> Directive:
Collect each line containing "Female".

——————————

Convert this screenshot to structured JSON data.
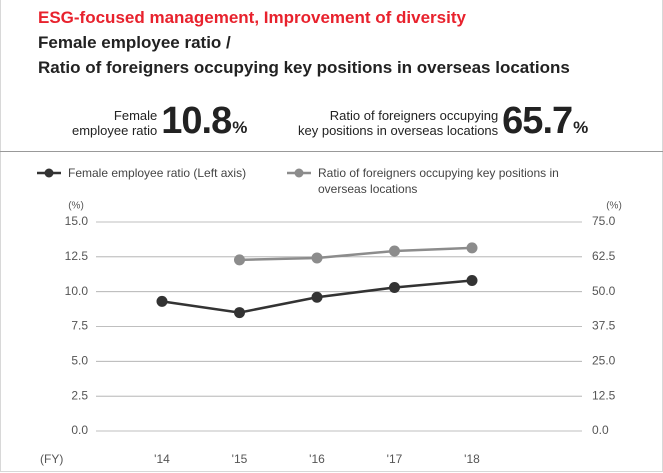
{
  "header": {
    "title": "ESG-focused management, Improvement of diversity",
    "subtitle_lines": [
      "Female employee ratio /",
      "Ratio of foreigners occupying key positions in overseas locations"
    ]
  },
  "kpis": [
    {
      "label_lines": [
        "Female",
        "employee ratio"
      ],
      "value": "10.8",
      "unit": "%"
    },
    {
      "label_lines": [
        "Ratio of foreigners occupying",
        "key positions in overseas locations"
      ],
      "value": "65.7",
      "unit": "%"
    }
  ],
  "chart_data": {
    "type": "line",
    "categories": [
      "'14",
      "'15",
      "'16",
      "'17",
      "'18"
    ],
    "x_label": "(FY)",
    "y_label": "(%)",
    "y2_label": "(%)",
    "series": [
      {
        "name": "Female employee ratio (Left axis)",
        "color": "#333333",
        "values": [
          9.3,
          8.5,
          9.6,
          10.3,
          10.8
        ]
      },
      {
        "name": "Ratio of foreigners occupying key positions in overseas locations",
        "color": "#8c8c8c",
        "axis": "y2",
        "values": [
          null,
          61.4,
          62.1,
          64.6,
          65.7
        ]
      }
    ],
    "ylim": [
      0,
      15
    ],
    "yticks": [
      {
        "value": 0,
        "label": "0.0"
      },
      2.5,
      {
        "value": 5,
        "label": "5.0"
      },
      7.5,
      {
        "value": 10,
        "label": "10.0"
      },
      12.5,
      {
        "value": 15,
        "label": "15.0"
      }
    ],
    "y2lim": [
      0,
      75
    ],
    "y2ticks": [
      {
        "value": 0,
        "label": "0.0"
      },
      12.5,
      {
        "value": 25,
        "label": "25.0"
      },
      37.5,
      {
        "value": 50,
        "label": "50.0"
      },
      62.5,
      {
        "value": 75,
        "label": "75.0"
      }
    ],
    "grid": true
  }
}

——————————

> Result of this exercise:
      "Female employee ratio /",
        "Female",
        "name": "Female employee ratio (Left axis)",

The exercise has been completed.